> [AIM OF THE EXERCISE]: Retype each of the following rows character for character.
# Start of GIVEN DATA
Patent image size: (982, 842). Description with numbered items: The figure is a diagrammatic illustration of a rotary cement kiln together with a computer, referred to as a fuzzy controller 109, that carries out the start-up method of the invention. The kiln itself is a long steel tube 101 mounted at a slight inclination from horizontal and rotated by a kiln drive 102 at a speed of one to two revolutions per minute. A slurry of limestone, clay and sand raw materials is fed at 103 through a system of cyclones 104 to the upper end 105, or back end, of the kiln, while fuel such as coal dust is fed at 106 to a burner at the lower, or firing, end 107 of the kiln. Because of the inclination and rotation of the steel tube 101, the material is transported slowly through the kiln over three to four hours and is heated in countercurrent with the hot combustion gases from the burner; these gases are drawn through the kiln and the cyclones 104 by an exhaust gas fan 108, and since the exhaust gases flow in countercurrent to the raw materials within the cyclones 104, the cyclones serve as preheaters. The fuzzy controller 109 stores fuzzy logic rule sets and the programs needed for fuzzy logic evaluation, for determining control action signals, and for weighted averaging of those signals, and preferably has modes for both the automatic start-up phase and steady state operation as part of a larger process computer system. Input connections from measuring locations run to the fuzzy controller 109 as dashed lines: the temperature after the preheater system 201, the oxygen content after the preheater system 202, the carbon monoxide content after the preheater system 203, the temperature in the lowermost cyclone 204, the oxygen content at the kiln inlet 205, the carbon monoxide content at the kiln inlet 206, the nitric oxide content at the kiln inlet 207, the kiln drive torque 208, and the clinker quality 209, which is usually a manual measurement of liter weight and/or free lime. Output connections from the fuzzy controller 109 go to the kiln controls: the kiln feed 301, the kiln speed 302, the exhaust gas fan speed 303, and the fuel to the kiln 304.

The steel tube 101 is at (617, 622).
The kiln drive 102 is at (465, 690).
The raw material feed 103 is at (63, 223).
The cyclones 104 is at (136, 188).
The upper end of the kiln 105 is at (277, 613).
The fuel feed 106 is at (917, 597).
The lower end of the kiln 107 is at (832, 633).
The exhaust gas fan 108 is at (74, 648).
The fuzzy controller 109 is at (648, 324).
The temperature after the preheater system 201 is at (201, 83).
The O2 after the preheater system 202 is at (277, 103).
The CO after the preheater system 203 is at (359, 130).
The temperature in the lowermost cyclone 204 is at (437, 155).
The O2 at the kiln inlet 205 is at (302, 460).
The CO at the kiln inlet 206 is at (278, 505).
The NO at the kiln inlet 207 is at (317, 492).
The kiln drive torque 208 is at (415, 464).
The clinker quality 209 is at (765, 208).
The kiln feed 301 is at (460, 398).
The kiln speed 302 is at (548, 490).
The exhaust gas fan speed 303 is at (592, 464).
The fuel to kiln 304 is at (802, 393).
# End of GIVEN DATA
> [SOLUTION FOR THIS PROBLEM]:
Patent image size: (982, 842). Description with numbered items: The figure is a diagrammatic illustration of a rotary cement kiln together with a computer, referred to as a fuzzy controller 109, that carries out the start-up method of the invention. The kiln itself is a long steel tube 101 mounted at a slight inclination from horizontal and rotated by a kiln drive 102 at a speed of one to two revolutions per minute. A slurry of limestone, clay and sand raw materials is fed at 103 through a system of cyclones 104 to the upper end 105, or back end, of the kiln, while fuel such as coal dust is fed at 106 to a burner at the lower, or firing, end 107 of the kiln. Because of the inclination and rotation of the steel tube 101, the material is transported slowly through the kiln over three to four hours and is heated in countercurrent with the hot combustion gases from the burner; these gases are drawn through the kiln and the cyclones 104 by an exhaust gas fan 108, and since the exhaust gases flow in countercurrent to the raw materials within the cyclones 104, the cyclones serve as preheaters. The fuzzy controller 109 stores fuzzy logic rule sets and the programs needed for fuzzy logic evaluation, for determining control action signals, and for weighted averaging of those signals, and preferably has modes for both the automatic start-up phase and steady state operation as part of a larger process computer system. Input connections from measuring locations run to the fuzzy controller 109 as dashed lines: the temperature after the preheater system 201, the oxygen content after the preheater system 202, the carbon monoxide content after the preheater system 203, the temperature in the lowermost cyclone 204, the oxygen content at the kiln inlet 205, the carbon monoxide content at the kiln inlet 206, the nitric oxide content at the kiln inlet 207, the kiln drive torque 208, and the clinker quality 209, which is usually a manual measurement of liter weight and/or free lime. Output connections from the fuzzy controller 109 go to the kiln controls: the kiln feed 301, the kiln speed 302, the exhaust gas fan speed 303, and the fuel to the kiln 304.

The steel tube 101 is at (617, 622).
The kiln drive 102 is at (465, 690).
The raw material feed 103 is at (63, 223).
The cyclones 104 is at (136, 188).
The upper end of the kiln 105 is at (277, 613).
The fuel feed 106 is at (917, 597).
The lower end of the kiln 107 is at (832, 633).
The exhaust gas fan 108 is at (74, 648).
The fuzzy controller 109 is at (648, 324).
The temperature after the preheater system 201 is at (201, 83).
The O2 after the preheater system 202 is at (277, 103).
The CO after the preheater system 203 is at (359, 130).
The temperature in the lowermost cyclone 204 is at (437, 155).
The O2 at the kiln inlet 205 is at (302, 460).
The CO at the kiln inlet 206 is at (278, 505).
The NO at the kiln inlet 207 is at (317, 492).
The kiln drive torque 208 is at (415, 464).
The clinker quality 209 is at (765, 208).
The kiln feed 301 is at (460, 398).
The kiln speed 302 is at (548, 490).
The exhaust gas fan speed 303 is at (592, 464).
The fuel to kiln 304 is at (802, 393).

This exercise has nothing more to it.